[Excerpted data]
begin

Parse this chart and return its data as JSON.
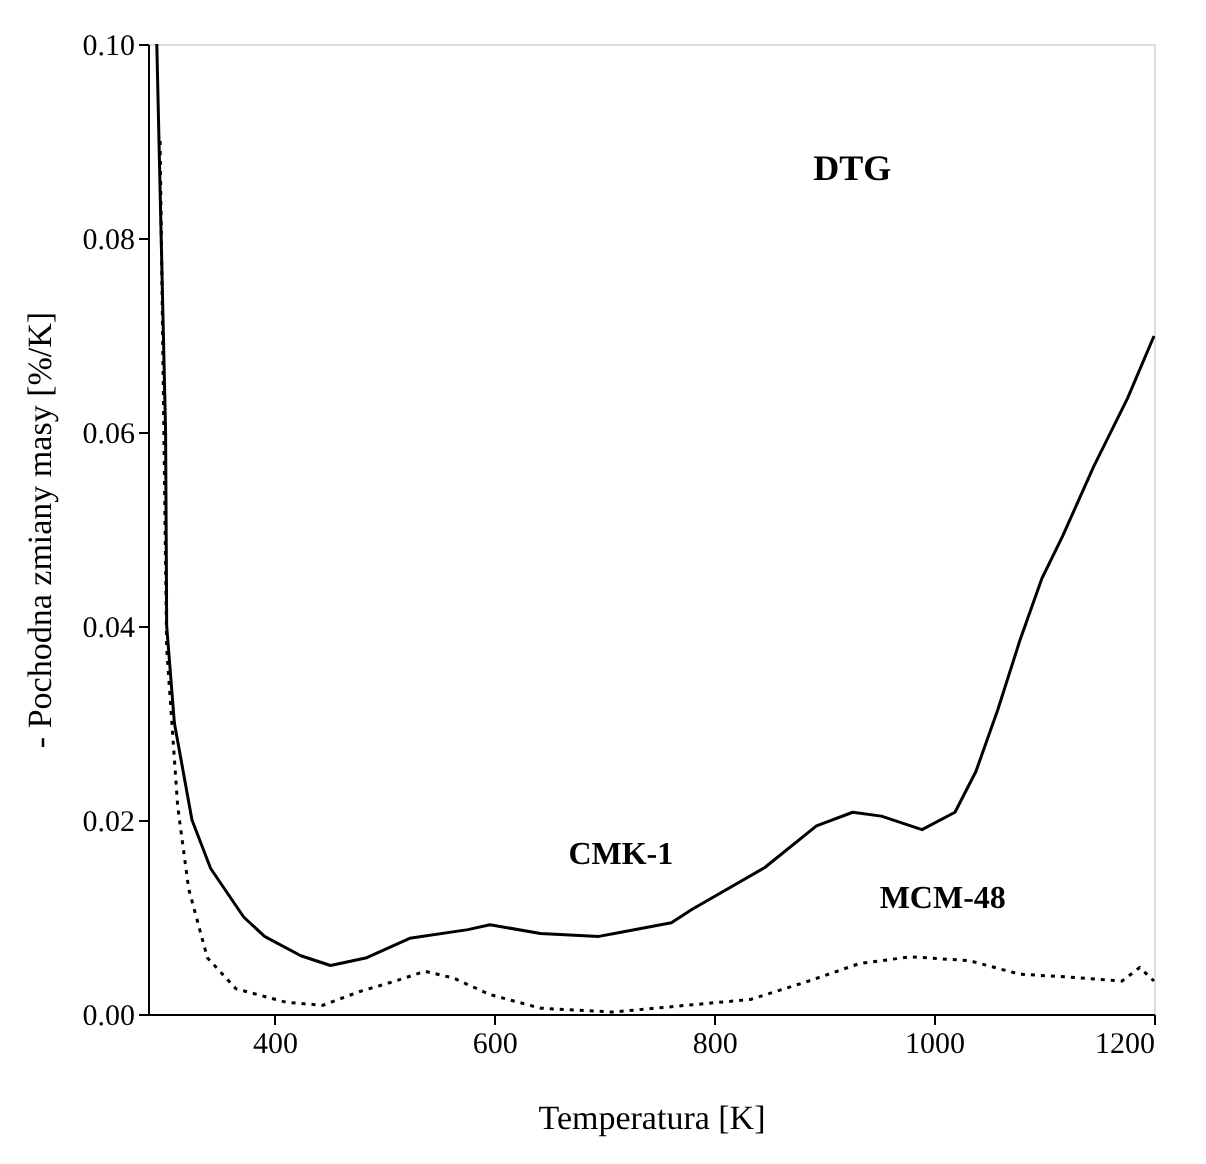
{
  "chart_data": {
    "type": "line",
    "xlabel": "Temperatura [K]",
    "ylabel": "- Pochodna zmiany masy [%/K]",
    "xlim": [
      285,
      1200
    ],
    "ylim": [
      0,
      0.1
    ],
    "xticks": [
      400,
      600,
      800,
      {
        "value": 1000,
        "label": "1000"
      },
      {
        "value": 1200,
        "label": "1200"
      }
    ],
    "yticks": [
      {
        "value": 0,
        "label": "0.00"
      },
      0.02,
      0.04,
      0.06,
      0.08,
      {
        "value": 0.1,
        "label": "0.10"
      }
    ],
    "grid": false,
    "annotations": [
      "DTG",
      "CMK-1",
      "MCM-48"
    ],
    "series": [
      {
        "color": "#000000",
        "line_style": "solid",
        "x": [
          293,
          297,
          301,
          302,
          309,
          325,
          342,
          372,
          391,
          424,
          451,
          484,
          523,
          576,
          596,
          642,
          695,
          714,
          761,
          780,
          846,
          893,
          926,
          952,
          989,
          1019,
          1038,
          1058,
          1078,
          1098,
          1117,
          1145,
          1176,
          1200
        ],
        "values": [
          0.1,
          0.08,
          0.06,
          0.04,
          0.03,
          0.02,
          0.015,
          0.01,
          0.008,
          0.006,
          0.005,
          0.0058,
          0.0078,
          0.0087,
          0.0092,
          0.0083,
          0.008,
          0.0084,
          0.0094,
          0.0108,
          0.0151,
          0.0194,
          0.0208,
          0.0204,
          0.019,
          0.0208,
          0.025,
          0.0314,
          0.0385,
          0.0449,
          0.0493,
          0.0564,
          0.0635,
          0.0699
        ]
      },
      {
        "color": "#000000",
        "line_style": "dotted",
        "x": [
          296,
          302,
          312,
          322,
          339,
          365,
          411,
          444,
          477,
          510,
          537,
          563,
          596,
          642,
          708,
          833,
          886,
          932,
          979,
          1032,
          1078,
          1124,
          1171,
          1187,
          1200
        ],
        "values": [
          0.09,
          0.0377,
          0.0214,
          0.0129,
          0.0058,
          0.0026,
          0.0012,
          0.0009,
          0.0023,
          0.0034,
          0.0044,
          0.0037,
          0.002,
          0.0006,
          0.0002,
          0.0015,
          0.0034,
          0.0052,
          0.0059,
          0.0055,
          0.0041,
          0.0038,
          0.0034,
          0.0048,
          0.0034
        ]
      }
    ]
  }
}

end

[Exercise directions] Please write out all of the material above without changing a word, and omit any pictures.

[In response]
Parse this chart and return its data as JSON.
{
  "chart_data": {
    "type": "line",
    "xlabel": "Temperatura [K]",
    "ylabel": "- Pochodna zmiany masy [%/K]",
    "xlim": [
      285,
      1200
    ],
    "ylim": [
      0,
      0.1
    ],
    "xticks": [
      400,
      600,
      800,
      {
        "value": 1000,
        "label": "1000"
      },
      {
        "value": 1200,
        "label": "1200"
      }
    ],
    "yticks": [
      {
        "value": 0,
        "label": "0.00"
      },
      0.02,
      0.04,
      0.06,
      0.08,
      {
        "value": 0.1,
        "label": "0.10"
      }
    ],
    "grid": false,
    "annotations": [
      "DTG",
      "CMK-1",
      "MCM-48"
    ],
    "series": [
      {
        "color": "#000000",
        "line_style": "solid",
        "x": [
          293,
          297,
          301,
          302,
          309,
          325,
          342,
          372,
          391,
          424,
          451,
          484,
          523,
          576,
          596,
          642,
          695,
          714,
          761,
          780,
          846,
          893,
          926,
          952,
          989,
          1019,
          1038,
          1058,
          1078,
          1098,
          1117,
          1145,
          1176,
          1200
        ],
        "values": [
          0.1,
          0.08,
          0.06,
          0.04,
          0.03,
          0.02,
          0.015,
          0.01,
          0.008,
          0.006,
          0.005,
          0.0058,
          0.0078,
          0.0087,
          0.0092,
          0.0083,
          0.008,
          0.0084,
          0.0094,
          0.0108,
          0.0151,
          0.0194,
          0.0208,
          0.0204,
          0.019,
          0.0208,
          0.025,
          0.0314,
          0.0385,
          0.0449,
          0.0493,
          0.0564,
          0.0635,
          0.0699
        ]
      },
      {
        "color": "#000000",
        "line_style": "dotted",
        "x": [
          296,
          302,
          312,
          322,
          339,
          365,
          411,
          444,
          477,
          510,
          537,
          563,
          596,
          642,
          708,
          833,
          886,
          932,
          979,
          1032,
          1078,
          1124,
          1171,
          1187,
          1200
        ],
        "values": [
          0.09,
          0.0377,
          0.0214,
          0.0129,
          0.0058,
          0.0026,
          0.0012,
          0.0009,
          0.0023,
          0.0034,
          0.0044,
          0.0037,
          0.002,
          0.0006,
          0.0002,
          0.0015,
          0.0034,
          0.0052,
          0.0059,
          0.0055,
          0.0041,
          0.0038,
          0.0034,
          0.0048,
          0.0034
        ]
      }
    ]
  }
}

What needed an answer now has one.